Written task — Gather each line of the records where "佳作片段" appears.

Extracted records
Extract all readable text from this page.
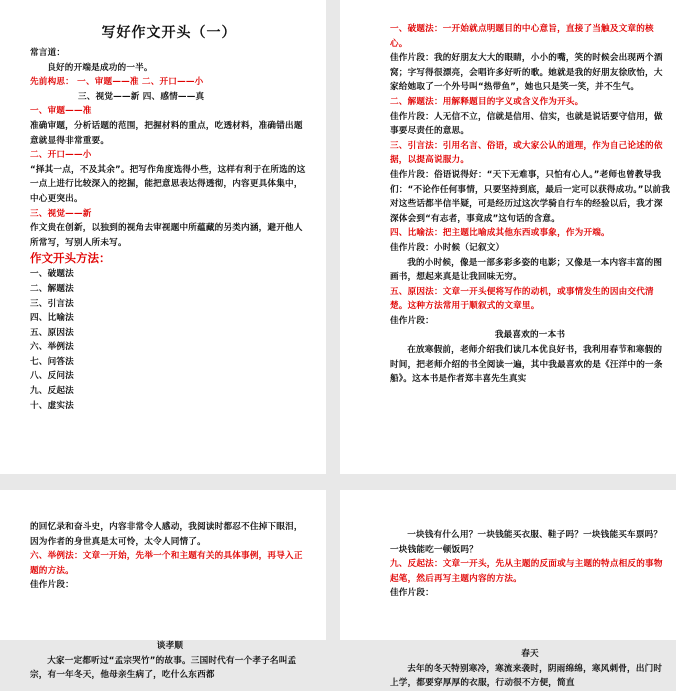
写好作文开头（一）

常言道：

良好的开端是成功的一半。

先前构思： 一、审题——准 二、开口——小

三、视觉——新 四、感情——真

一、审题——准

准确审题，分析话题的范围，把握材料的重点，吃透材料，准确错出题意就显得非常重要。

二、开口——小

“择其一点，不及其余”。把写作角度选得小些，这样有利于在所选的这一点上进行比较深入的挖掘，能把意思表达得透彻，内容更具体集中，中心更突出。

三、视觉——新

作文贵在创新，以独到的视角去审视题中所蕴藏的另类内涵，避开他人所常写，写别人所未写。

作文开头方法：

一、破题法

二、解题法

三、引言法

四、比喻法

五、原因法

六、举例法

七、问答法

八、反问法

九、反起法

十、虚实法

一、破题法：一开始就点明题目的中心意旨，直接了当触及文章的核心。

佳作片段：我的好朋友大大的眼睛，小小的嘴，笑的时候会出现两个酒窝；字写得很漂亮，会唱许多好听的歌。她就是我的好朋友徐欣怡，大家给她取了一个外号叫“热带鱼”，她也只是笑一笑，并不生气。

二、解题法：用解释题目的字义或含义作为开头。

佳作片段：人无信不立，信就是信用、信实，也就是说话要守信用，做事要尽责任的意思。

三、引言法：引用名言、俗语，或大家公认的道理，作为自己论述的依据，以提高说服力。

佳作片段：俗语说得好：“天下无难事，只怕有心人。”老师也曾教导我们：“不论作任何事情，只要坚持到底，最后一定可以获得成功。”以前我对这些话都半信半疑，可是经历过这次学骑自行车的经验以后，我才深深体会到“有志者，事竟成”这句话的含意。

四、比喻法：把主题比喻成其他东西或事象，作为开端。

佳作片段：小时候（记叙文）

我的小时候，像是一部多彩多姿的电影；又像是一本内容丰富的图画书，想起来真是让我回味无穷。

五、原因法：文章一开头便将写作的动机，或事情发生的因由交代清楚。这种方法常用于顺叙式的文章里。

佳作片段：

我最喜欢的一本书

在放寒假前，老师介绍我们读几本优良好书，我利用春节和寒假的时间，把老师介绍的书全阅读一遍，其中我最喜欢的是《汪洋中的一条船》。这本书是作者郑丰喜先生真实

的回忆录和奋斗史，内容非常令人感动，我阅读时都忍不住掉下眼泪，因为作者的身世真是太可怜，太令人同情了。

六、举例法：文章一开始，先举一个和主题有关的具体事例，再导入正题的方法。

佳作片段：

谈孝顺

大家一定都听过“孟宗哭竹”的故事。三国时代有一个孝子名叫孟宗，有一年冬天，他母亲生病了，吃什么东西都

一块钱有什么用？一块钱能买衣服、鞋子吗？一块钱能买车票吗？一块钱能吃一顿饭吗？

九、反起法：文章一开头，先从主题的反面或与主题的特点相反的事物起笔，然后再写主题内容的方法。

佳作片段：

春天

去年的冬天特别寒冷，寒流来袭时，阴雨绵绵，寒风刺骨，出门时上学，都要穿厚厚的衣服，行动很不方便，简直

Task result —
佳作片段：我的好朋友大大的眼睛，小小的嘴，笑的时候会出现两个酒窝；字写得很漂亮，会唱许多好听的歌。她就是我的好朋友徐欣怡，大家给她取了一个外号叫“热带鱼”，她也只是笑一笑，并不生气。
佳作片段：人无信不立，信就是信用、信实，也就是说话要守信用，做事要尽责任的意思。
佳作片段：俗语说得好：“天下无难事，只怕有心人。”老师也曾教导我们：“不论作任何事情，只要坚持到底，最后一定可以获得成功。”以前我对这些话都半信半疑，可是经历过这次学骑自行车的经验以后，我才深深体会到“有志者，事竟成”这句话的含意。
佳作片段：小时候（记叙文）
佳作片段：
佳作片段：
佳作片段：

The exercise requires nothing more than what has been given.